AIM OF THE EXERCISE ->
Output all lines exactly, with nothing added or dropped.
◆ ◆ ◆ ◆
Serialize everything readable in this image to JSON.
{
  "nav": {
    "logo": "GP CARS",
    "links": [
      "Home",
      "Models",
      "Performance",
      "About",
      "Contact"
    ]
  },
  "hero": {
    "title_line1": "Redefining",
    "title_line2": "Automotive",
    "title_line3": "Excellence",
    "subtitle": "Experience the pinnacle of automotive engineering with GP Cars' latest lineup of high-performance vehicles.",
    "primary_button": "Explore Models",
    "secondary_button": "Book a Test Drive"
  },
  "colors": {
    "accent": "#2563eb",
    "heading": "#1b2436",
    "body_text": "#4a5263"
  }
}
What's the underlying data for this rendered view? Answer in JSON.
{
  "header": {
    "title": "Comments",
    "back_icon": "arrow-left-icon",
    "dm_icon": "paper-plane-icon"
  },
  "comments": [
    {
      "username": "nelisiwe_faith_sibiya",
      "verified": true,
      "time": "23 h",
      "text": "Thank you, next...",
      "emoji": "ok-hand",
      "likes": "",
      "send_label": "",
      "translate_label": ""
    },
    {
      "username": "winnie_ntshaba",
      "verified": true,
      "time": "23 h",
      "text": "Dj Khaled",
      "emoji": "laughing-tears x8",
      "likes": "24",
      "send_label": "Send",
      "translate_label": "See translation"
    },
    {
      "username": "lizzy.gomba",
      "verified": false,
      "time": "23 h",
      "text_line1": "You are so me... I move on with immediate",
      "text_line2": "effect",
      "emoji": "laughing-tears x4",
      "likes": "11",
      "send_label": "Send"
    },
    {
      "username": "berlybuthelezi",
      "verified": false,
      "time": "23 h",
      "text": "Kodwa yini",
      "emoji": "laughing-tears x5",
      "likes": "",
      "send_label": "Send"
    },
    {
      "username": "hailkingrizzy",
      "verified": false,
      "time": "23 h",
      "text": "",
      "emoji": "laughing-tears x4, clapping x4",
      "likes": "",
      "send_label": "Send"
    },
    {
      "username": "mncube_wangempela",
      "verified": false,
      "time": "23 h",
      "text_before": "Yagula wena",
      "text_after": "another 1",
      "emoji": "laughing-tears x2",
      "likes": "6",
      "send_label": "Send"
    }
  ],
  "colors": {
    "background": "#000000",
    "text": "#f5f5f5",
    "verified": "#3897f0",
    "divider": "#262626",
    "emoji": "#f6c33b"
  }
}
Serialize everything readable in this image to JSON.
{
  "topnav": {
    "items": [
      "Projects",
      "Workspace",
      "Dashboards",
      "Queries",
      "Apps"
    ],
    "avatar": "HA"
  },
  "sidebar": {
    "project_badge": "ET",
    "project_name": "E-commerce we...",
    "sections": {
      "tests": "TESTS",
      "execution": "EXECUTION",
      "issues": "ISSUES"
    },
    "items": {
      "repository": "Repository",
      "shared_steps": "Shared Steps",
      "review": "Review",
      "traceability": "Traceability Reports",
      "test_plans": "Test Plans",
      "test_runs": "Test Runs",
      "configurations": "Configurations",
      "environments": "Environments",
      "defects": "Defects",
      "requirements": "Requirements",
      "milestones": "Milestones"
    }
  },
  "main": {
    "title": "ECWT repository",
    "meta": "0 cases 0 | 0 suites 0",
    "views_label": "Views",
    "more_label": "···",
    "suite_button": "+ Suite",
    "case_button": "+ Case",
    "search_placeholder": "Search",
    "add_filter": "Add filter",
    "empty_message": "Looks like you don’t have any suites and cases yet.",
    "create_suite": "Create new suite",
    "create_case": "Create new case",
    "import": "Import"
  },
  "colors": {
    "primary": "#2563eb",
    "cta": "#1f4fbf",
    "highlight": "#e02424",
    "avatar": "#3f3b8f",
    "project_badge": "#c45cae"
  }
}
◆ ◆ ◆ ◆
WORKED ANSWER ->
Serialize everything readable in this image to JSON.
{
  "nav": {
    "logo": "GP CARS",
    "links": [
      "Home",
      "Models",
      "Performance",
      "About",
      "Contact"
    ]
  },
  "hero": {
    "title_line1": "Redefining",
    "title_line2": "Automotive",
    "title_line3": "Excellence",
    "subtitle": "Experience the pinnacle of automotive engineering with GP Cars' latest lineup of high-performance vehicles.",
    "primary_button": "Explore Models",
    "secondary_button": "Book a Test Drive"
  },
  "colors": {
    "accent": "#2563eb",
    "heading": "#1b2436",
    "body_text": "#4a5263"
  }
}
What's the underlying data for this rendered view? Answer in JSON.
{
  "header": {
    "title": "Comments",
    "back_icon": "arrow-left-icon",
    "dm_icon": "paper-plane-icon"
  },
  "comments": [
    {
      "username": "nelisiwe_faith_sibiya",
      "verified": true,
      "time": "23 h",
      "text": "Thank you, next...",
      "emoji": "ok-hand",
      "likes": "",
      "send_label": "",
      "translate_label": ""
    },
    {
      "username": "winnie_ntshaba",
      "verified": true,
      "time": "23 h",
      "text": "Dj Khaled",
      "emoji": "laughing-tears x8",
      "likes": "24",
      "send_label": "Send",
      "translate_label": "See translation"
    },
    {
      "username": "lizzy.gomba",
      "verified": false,
      "time": "23 h",
      "text_line1": "You are so me... I move on with immediate",
      "text_line2": "effect",
      "emoji": "laughing-tears x4",
      "likes": "11",
      "send_label": "Send"
    },
    {
      "username": "berlybuthelezi",
      "verified": false,
      "time": "23 h",
      "text": "Kodwa yini",
      "emoji": "laughing-tears x5",
      "likes": "",
      "send_label": "Send"
    },
    {
      "username": "hailkingrizzy",
      "verified": false,
      "time": "23 h",
      "text": "",
      "emoji": "laughing-tears x4, clapping x4",
      "likes": "",
      "send_label": "Send"
    },
    {
      "username": "mncube_wangempela",
      "verified": false,
      "time": "23 h",
      "text_before": "Yagula wena",
      "text_after": "another 1",
      "emoji": "laughing-tears x2",
      "likes": "6",
      "send_label": "Send"
    }
  ],
  "colors": {
    "background": "#000000",
    "text": "#f5f5f5",
    "verified": "#3897f0",
    "divider": "#262626",
    "emoji": "#f6c33b"
  }
}
Serialize everything readable in this image to JSON.
{
  "topnav": {
    "items": [
      "Projects",
      "Workspace",
      "Dashboards",
      "Queries",
      "Apps"
    ],
    "avatar": "HA"
  },
  "sidebar": {
    "project_badge": "ET",
    "project_name": "E-commerce we...",
    "sections": {
      "tests": "TESTS",
      "execution": "EXECUTION",
      "issues": "ISSUES"
    },
    "items": {
      "repository": "Repository",
      "shared_steps": "Shared Steps",
      "review": "Review",
      "traceability": "Traceability Reports",
      "test_plans": "Test Plans",
      "test_runs": "Test Runs",
      "configurations": "Configurations",
      "environments": "Environments",
      "defects": "Defects",
      "requirements": "Requirements",
      "milestones": "Milestones"
    }
  },
  "main": {
    "title": "ECWT repository",
    "meta": "0 cases 0 | 0 suites 0",
    "views_label": "Views",
    "more_label": "···",
    "suite_button": "+ Suite",
    "case_button": "+ Case",
    "search_placeholder": "Search",
    "add_filter": "Add filter",
    "empty_message": "Looks like you don’t have any suites and cases yet.",
    "create_suite": "Create new suite",
    "create_case": "Create new case",
    "import": "Import"
  },
  "colors": {
    "primary": "#2563eb",
    "cta": "#1f4fbf",
    "highlight": "#e02424",
    "avatar": "#3f3b8f",
    "project_badge": "#c45cae"
  }
}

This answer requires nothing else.